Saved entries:
◇ ◇ ◇
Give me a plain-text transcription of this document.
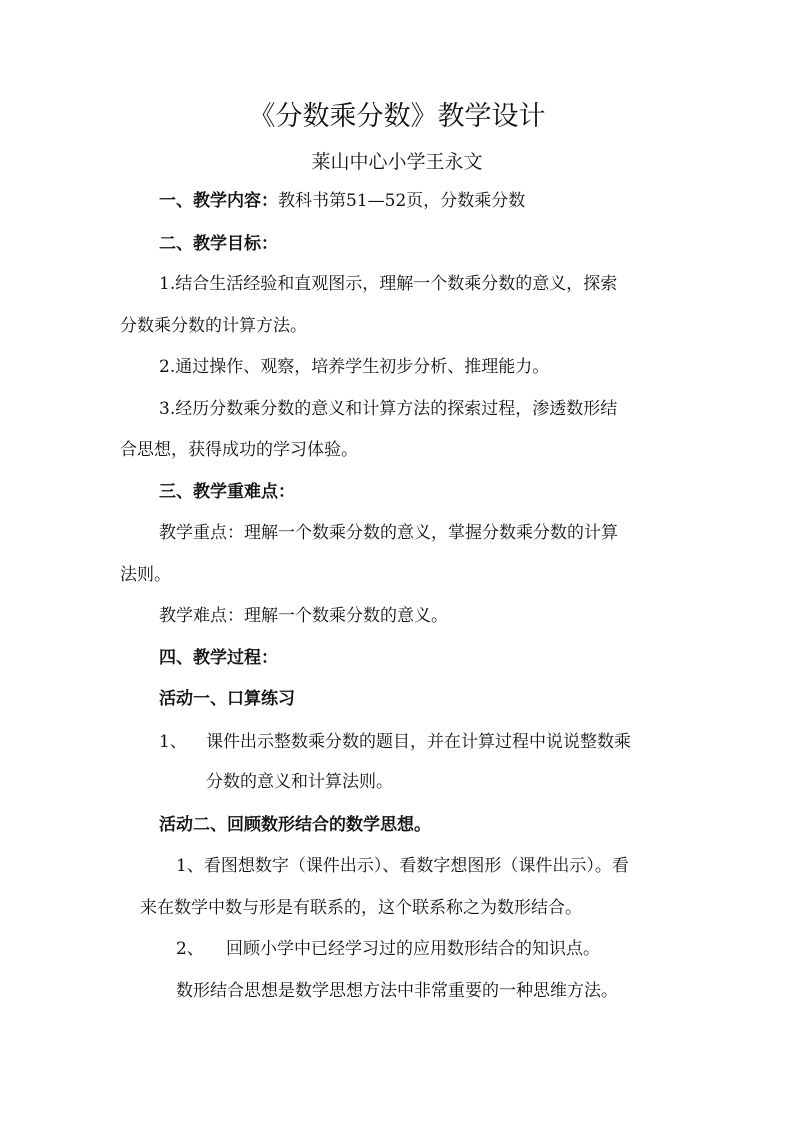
《分数乘分数》教学设计
莱山中心小学王永文
一、教学内容：教科书第51—52页，分数乘分数
二、教学目标：
1.结合生活经验和直观图示，理解一个数乘分数的意义，探索
分数乘分数的计算方法。
2.通过操作、观察，培养学生初步分析、推理能力。
3.经历分数乘分数的意义和计算方法的探索过程，渗透数形结
合思想，获得成功的学习体验。
三、教学重难点：
教学重点：理解一个数乘分数的意义，掌握分数乘分数的计算
法则。
教学难点：理解一个数乘分数的意义。
四、教学过程：
活动一、口算练习
1、 课件出示整数乘分数的题目，并在计算过程中说说整数乘
分数的意义和计算法则。
活动二、回顾数形结合的数学思想。
1、看图想数字（课件出示）、看数字想图形（课件出示）。看
来在数学中数与形是有联系的，这个联系称之为数形结合。
2、 回顾小学中已经学习过的应用数形结合的知识点。
数形结合思想是数学思想方法中非常重要的一种思维方法。
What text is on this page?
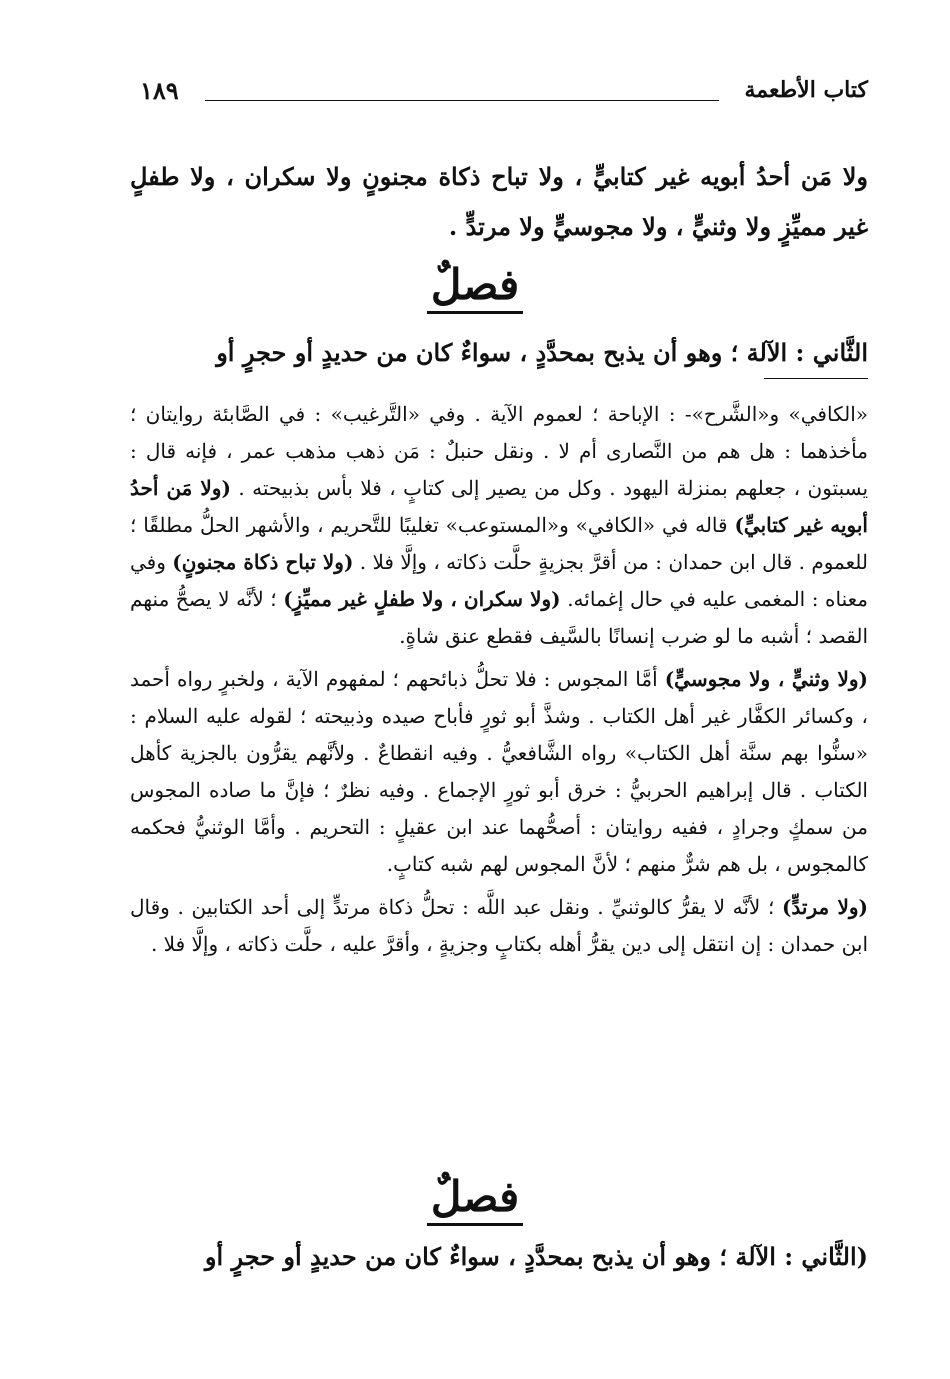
كتاب الأطعمة
١٨٩
ولا مَن أحدُ أبويه غير كتابيٍّ ، ولا تباح ذكاة مجنونٍ ولا سكران ، ولا طفلٍ غير مميِّزٍ ولا وثنيٍّ ، ولا مجوسيٍّ ولا مرتدٍّ .
فصلٌ
الثَّاني : الآلة ؛ وهو أن يذبح بمحدَّدٍ ، سواءٌ كان من حديدٍ أو حجرٍ أو

«الكافي» و«الشَّرح»- : الإباحة ؛ لعموم الآية . وفي «التَّرغيب» : في الصَّابئة روايتان ؛ مأخذهما : هل هم من النَّصارى أم لا . ونقل حنبلٌ : مَن ذهب مذهب عمر ، فإنه قال : يسبتون ، جعلهم بمنزلة اليهود . وكل من يصير إلى كتابٍ ، فلا بأس بذبيحته . (ولا مَن أحدُ أبويه غير كتابيٍّ) قاله في «الكافي» و«المستوعب» تغليبًا للتَّحريم ، والأشهر الحلُّ مطلقًا ؛ للعموم . قال ابن حمدان : من أقرَّ بجزيةٍ حلَّت ذكاته ، وإلَّا فلا . (ولا تباح ذكاة مجنونٍ) وفي معناه : المغمى عليه في حال إغمائه. (ولا سكران ، ولا طفلٍ غير مميِّزٍ) ؛ لأنَّه لا يصحُّ منهم القصد ؛ أشبه ما لو ضرب إنسانًا بالسَّيف فقطع عنق شاةٍ.

(ولا وثنيٍّ ، ولا مجوسيٍّ) أمَّا المجوس : فلا تحلُّ ذبائحهم ؛ لمفهوم الآية ، ولخبرٍ رواه أحمد ، وكسائر الكفَّار غير أهل الكتاب . وشذَّ أبو ثورٍ فأباح صيده وذبيحته ؛ لقوله عليه السلام : «سنُّوا بهم سنَّة أهل الكتاب» رواه الشَّافعيُّ . وفيه انقطاعٌ . ولأنَّهم يقرُّون بالجزية كأهل الكتاب . قال إبراهيم الحربيُّ : خرق أبو ثورٍ الإجماع . وفيه نظرٌ ؛ فإنَّ ما صاده المجوس من سمكٍ وجرادٍ ، ففيه روايتان : أصحُّهما عند ابن عقيلٍ : التحريم . وأمَّا الوثنيُّ فحكمه كالمجوس ، بل هم شرٌّ منهم ؛ لأنَّ المجوس لهم شبه كتابٍ.

(ولا مرتدٍّ) ؛ لأنَّه لا يقرُّ كالوثنيِّ . ونقل عبد اللَّه : تحلُّ ذكاة مرتدٍّ إلى أحد الكتابين . وقال ابن حمدان : إن انتقل إلى دين يقرُّ أهله بكتابٍ وجزيةٍ ، وأقرَّ عليه ، حلَّت ذكاته ، وإلَّا فلا .

فصلٌ
(الثَّاني : الآلة ؛ وهو أن يذبح بمحدَّدٍ ، سواءٌ كان من حديدٍ أو حجرٍ أو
◇ ◇ ◇
REQUIREMENTS:
Return each line with "يذبح".

ANSWER FOR THIS EXERCISE:
الثَّاني : الآلة ؛ وهو أن يذبح بمحدَّدٍ ، سواءٌ كان من حديدٍ أو حجرٍ أو
(الثَّاني : الآلة ؛ وهو أن يذبح بمحدَّدٍ ، سواءٌ كان من حديدٍ أو حجرٍ أو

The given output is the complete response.